Records shown:
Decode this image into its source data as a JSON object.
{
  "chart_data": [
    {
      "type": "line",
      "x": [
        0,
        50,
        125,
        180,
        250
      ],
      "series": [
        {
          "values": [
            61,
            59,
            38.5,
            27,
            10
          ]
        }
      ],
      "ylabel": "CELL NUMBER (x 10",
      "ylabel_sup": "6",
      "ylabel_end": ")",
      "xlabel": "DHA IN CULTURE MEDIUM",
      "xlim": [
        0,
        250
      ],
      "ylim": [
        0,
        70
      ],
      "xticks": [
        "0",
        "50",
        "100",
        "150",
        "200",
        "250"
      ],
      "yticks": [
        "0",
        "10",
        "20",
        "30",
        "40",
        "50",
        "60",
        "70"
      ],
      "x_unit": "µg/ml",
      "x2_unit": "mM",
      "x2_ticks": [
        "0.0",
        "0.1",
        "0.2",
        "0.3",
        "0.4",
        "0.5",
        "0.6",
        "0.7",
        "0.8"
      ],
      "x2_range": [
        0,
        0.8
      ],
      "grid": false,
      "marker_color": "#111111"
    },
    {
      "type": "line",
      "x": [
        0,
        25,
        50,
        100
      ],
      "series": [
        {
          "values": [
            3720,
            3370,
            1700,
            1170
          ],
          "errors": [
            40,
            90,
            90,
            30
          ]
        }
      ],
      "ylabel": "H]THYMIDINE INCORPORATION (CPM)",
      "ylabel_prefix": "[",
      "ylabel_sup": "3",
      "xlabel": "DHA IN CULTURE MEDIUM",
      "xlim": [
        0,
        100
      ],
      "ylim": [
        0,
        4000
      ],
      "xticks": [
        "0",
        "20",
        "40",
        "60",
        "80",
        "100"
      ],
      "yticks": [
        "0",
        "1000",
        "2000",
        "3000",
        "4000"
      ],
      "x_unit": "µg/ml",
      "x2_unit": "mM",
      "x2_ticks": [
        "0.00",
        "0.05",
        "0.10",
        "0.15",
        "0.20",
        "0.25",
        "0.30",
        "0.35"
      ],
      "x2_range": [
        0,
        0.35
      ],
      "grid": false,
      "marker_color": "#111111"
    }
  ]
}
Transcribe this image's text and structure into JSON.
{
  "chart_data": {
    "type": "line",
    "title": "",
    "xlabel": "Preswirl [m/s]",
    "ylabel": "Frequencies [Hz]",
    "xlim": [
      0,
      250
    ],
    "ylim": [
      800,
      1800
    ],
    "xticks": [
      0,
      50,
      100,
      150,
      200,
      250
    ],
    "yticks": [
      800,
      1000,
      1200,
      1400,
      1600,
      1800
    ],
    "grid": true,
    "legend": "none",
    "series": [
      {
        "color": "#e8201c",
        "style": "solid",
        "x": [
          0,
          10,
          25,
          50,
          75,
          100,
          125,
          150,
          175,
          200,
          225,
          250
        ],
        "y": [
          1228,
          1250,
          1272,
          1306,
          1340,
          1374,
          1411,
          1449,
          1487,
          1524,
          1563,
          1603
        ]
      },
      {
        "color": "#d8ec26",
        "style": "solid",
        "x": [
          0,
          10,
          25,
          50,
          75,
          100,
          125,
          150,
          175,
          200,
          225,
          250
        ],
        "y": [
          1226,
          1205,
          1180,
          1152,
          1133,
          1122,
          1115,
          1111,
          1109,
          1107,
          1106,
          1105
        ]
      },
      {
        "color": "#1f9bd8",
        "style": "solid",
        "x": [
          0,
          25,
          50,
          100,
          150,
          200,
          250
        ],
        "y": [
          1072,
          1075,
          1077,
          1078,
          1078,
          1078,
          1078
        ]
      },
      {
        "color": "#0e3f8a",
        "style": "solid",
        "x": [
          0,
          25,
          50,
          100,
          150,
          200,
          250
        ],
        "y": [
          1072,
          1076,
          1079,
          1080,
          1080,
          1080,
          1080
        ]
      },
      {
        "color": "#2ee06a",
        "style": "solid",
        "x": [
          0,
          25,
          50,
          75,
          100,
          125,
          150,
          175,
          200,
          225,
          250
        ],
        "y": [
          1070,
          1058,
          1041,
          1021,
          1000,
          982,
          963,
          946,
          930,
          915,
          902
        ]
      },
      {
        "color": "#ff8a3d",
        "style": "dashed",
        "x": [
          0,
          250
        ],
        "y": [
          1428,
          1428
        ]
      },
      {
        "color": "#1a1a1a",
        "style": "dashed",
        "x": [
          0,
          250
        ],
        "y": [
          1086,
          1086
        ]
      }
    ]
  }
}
...
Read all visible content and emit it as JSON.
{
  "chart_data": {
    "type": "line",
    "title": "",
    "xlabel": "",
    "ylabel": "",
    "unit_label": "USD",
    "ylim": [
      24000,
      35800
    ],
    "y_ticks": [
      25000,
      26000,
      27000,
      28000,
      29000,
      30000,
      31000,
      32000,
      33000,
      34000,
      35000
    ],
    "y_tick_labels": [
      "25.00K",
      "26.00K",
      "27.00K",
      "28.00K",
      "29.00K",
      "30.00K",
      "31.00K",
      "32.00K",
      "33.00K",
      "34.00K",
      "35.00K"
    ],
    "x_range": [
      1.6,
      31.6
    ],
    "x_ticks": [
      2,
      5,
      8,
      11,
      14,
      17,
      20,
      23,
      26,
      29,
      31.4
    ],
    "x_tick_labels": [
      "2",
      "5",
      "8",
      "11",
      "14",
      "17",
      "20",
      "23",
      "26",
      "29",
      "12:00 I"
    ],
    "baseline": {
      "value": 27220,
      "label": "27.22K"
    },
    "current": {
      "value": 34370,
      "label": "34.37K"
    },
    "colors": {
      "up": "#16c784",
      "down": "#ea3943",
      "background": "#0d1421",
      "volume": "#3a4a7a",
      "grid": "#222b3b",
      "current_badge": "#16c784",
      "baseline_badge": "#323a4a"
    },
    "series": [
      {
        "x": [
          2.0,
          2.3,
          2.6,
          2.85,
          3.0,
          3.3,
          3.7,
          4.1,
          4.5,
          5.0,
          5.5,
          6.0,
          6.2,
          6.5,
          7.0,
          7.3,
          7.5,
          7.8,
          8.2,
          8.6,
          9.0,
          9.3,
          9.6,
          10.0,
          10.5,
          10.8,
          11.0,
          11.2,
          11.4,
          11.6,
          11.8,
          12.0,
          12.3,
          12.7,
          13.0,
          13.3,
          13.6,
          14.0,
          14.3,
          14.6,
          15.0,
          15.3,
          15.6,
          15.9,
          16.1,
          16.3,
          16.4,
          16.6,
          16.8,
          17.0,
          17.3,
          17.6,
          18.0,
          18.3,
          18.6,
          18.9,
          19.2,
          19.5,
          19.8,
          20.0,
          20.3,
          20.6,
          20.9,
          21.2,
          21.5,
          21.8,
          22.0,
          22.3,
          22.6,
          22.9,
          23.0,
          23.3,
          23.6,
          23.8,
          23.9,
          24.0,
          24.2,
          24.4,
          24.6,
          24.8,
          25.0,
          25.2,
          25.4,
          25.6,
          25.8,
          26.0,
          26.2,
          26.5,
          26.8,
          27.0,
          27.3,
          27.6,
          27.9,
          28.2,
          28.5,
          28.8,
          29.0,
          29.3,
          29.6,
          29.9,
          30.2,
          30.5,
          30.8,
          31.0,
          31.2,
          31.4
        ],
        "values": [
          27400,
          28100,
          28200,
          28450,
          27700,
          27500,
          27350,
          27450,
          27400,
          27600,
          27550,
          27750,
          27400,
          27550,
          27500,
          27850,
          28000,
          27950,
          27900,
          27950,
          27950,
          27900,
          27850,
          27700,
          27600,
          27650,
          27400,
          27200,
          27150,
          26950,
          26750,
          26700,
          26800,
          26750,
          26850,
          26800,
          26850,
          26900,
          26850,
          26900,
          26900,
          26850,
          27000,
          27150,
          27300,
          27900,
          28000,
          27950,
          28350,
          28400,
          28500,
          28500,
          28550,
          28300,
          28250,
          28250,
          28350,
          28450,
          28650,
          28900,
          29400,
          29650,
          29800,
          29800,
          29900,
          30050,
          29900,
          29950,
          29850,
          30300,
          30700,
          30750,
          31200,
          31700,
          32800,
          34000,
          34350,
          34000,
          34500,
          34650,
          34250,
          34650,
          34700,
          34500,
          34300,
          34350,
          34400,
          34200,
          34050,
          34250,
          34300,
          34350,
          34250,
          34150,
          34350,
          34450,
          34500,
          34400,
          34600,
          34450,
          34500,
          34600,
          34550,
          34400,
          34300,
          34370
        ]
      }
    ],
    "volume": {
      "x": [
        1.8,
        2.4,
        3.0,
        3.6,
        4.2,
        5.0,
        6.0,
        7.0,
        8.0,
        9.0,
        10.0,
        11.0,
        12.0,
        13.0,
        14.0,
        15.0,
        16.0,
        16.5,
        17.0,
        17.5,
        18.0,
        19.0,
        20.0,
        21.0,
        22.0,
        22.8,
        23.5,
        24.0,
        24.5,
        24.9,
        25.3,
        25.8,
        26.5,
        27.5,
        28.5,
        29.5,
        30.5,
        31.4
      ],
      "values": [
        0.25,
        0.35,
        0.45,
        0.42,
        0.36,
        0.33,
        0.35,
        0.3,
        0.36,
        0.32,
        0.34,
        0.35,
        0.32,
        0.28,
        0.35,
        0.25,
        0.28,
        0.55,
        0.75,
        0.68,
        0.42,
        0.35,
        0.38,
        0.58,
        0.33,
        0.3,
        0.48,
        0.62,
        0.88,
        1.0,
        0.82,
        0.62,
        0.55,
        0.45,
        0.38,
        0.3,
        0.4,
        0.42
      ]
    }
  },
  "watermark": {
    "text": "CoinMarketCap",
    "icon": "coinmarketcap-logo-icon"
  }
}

What needs to be done:
List every line above that holds the word "text".

Reply:
Transcribe this image's text and structure into JSON.
    "text": "CoinMarketCap",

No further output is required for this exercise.